**PROBLEM TO WORK ON:** The data below needs to be returned exactly, line for line.

**PROVIDED INFORMATION:**
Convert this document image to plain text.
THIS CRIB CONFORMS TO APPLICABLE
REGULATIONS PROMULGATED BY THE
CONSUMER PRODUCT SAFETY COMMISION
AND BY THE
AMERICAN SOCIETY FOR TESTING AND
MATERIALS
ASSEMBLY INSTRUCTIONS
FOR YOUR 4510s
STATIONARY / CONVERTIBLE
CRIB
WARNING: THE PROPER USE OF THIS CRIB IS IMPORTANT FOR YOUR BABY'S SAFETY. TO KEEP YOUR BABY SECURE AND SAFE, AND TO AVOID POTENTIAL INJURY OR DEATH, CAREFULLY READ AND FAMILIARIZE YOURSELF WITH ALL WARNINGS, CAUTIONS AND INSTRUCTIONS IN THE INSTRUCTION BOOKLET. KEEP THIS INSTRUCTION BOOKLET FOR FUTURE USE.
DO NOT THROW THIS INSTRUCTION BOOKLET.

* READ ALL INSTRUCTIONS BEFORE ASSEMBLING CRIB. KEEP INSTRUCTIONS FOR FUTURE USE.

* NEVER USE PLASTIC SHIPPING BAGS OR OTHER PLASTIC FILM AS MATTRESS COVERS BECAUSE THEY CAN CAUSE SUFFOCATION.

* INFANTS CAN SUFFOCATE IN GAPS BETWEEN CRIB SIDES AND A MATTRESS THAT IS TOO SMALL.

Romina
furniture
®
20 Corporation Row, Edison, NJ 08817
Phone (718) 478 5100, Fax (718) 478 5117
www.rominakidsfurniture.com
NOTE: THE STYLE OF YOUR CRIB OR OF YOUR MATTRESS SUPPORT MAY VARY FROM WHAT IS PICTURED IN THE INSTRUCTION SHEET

**ANSWER TO THE TASK:**
Convert this document image to plain text.
THIS CRIB CONFORMS TO APPLICABLE
REGULATIONS PROMULGATED BY THE
CONSUMER PRODUCT SAFETY COMMISION
AND BY THE
AMERICAN SOCIETY FOR TESTING AND
MATERIALS
ASSEMBLY INSTRUCTIONS
FOR YOUR 4510s
STATIONARY / CONVERTIBLE
CRIB
WARNING: THE PROPER USE OF THIS CRIB IS IMPORTANT FOR YOUR BABY'S SAFETY. TO KEEP YOUR BABY SECURE AND SAFE, AND TO AVOID POTENTIAL INJURY OR DEATH, CAREFULLY READ AND FAMILIARIZE YOURSELF WITH ALL WARNINGS, CAUTIONS AND INSTRUCTIONS IN THE INSTRUCTION BOOKLET. KEEP THIS INSTRUCTION BOOKLET FOR FUTURE USE.
DO NOT THROW THIS INSTRUCTION BOOKLET.

* READ ALL INSTRUCTIONS BEFORE ASSEMBLING CRIB. KEEP INSTRUCTIONS FOR FUTURE USE.

* NEVER USE PLASTIC SHIPPING BAGS OR OTHER PLASTIC FILM AS MATTRESS COVERS BECAUSE THEY CAN CAUSE SUFFOCATION.

* INFANTS CAN SUFFOCATE IN GAPS BETWEEN CRIB SIDES AND A MATTRESS THAT IS TOO SMALL.

Romina
furniture
®
20 Corporation Row, Edison, NJ 08817
Phone (718) 478 5100, Fax (718) 478 5117
www.rominakidsfurniture.com
NOTE: THE STYLE OF YOUR CRIB OR OF YOUR MATTRESS SUPPORT MAY VARY FROM WHAT IS PICTURED IN THE INSTRUCTION SHEET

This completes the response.